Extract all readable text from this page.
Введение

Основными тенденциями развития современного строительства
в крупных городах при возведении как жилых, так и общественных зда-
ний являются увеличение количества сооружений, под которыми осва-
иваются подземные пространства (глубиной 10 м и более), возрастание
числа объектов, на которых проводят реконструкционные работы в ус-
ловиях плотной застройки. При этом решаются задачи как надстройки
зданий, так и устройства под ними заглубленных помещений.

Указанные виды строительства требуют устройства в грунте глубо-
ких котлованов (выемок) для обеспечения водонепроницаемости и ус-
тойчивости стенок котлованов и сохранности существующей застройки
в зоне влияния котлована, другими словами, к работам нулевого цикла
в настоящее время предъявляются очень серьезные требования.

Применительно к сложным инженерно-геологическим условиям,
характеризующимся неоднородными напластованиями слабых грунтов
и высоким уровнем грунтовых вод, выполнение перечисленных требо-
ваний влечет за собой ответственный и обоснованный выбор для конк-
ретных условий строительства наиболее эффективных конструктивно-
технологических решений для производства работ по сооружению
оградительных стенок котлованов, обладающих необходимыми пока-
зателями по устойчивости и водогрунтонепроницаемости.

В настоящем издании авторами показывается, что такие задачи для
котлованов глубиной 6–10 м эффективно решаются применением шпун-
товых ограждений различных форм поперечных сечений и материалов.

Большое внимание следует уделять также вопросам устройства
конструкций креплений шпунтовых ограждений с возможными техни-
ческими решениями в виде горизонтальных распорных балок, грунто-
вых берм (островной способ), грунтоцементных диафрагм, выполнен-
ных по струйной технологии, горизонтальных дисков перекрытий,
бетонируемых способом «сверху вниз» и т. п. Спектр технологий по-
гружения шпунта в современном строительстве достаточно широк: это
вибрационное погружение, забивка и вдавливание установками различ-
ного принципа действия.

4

- **PROBLEM STATEMENT**
Retype all of the material above with every character intact.

- **OUTPUT OF THE TASK**
Extract all readable text from this page.
Введение

Основными тенденциями развития современного строительства
в крупных городах при возведении как жилых, так и общественных зда-
ний являются увеличение количества сооружений, под которыми осва-
иваются подземные пространства (глубиной 10 м и более), возрастание
числа объектов, на которых проводят реконструкционные работы в ус-
ловиях плотной застройки. При этом решаются задачи как надстройки
зданий, так и устройства под ними заглубленных помещений.

Указанные виды строительства требуют устройства в грунте глубо-
ких котлованов (выемок) для обеспечения водонепроницаемости и ус-
тойчивости стенок котлованов и сохранности существующей застройки
в зоне влияния котлована, другими словами, к работам нулевого цикла
в настоящее время предъявляются очень серьезные требования.

Применительно к сложным инженерно-геологическим условиям,
характеризующимся неоднородными напластованиями слабых грунтов
и высоким уровнем грунтовых вод, выполнение перечисленных требо-
ваний влечет за собой ответственный и обоснованный выбор для конк-
ретных условий строительства наиболее эффективных конструктивно-
технологических решений для производства работ по сооружению
оградительных стенок котлованов, обладающих необходимыми пока-
зателями по устойчивости и водогрунтонепроницаемости.

В настоящем издании авторами показывается, что такие задачи для
котлованов глубиной 6–10 м эффективно решаются применением шпун-
товых ограждений различных форм поперечных сечений и материалов.

Большое внимание следует уделять также вопросам устройства
конструкций креплений шпунтовых ограждений с возможными техни-
ческими решениями в виде горизонтальных распорных балок, грунто-
вых берм (островной способ), грунтоцементных диафрагм, выполнен-
ных по струйной технологии, горизонтальных дисков перекрытий,
бетонируемых способом «сверху вниз» и т. п. Спектр технологий по-
гружения шпунта в современном строительстве достаточно широк: это
вибрационное погружение, забивка и вдавливание установками различ-
ного принципа действия.

4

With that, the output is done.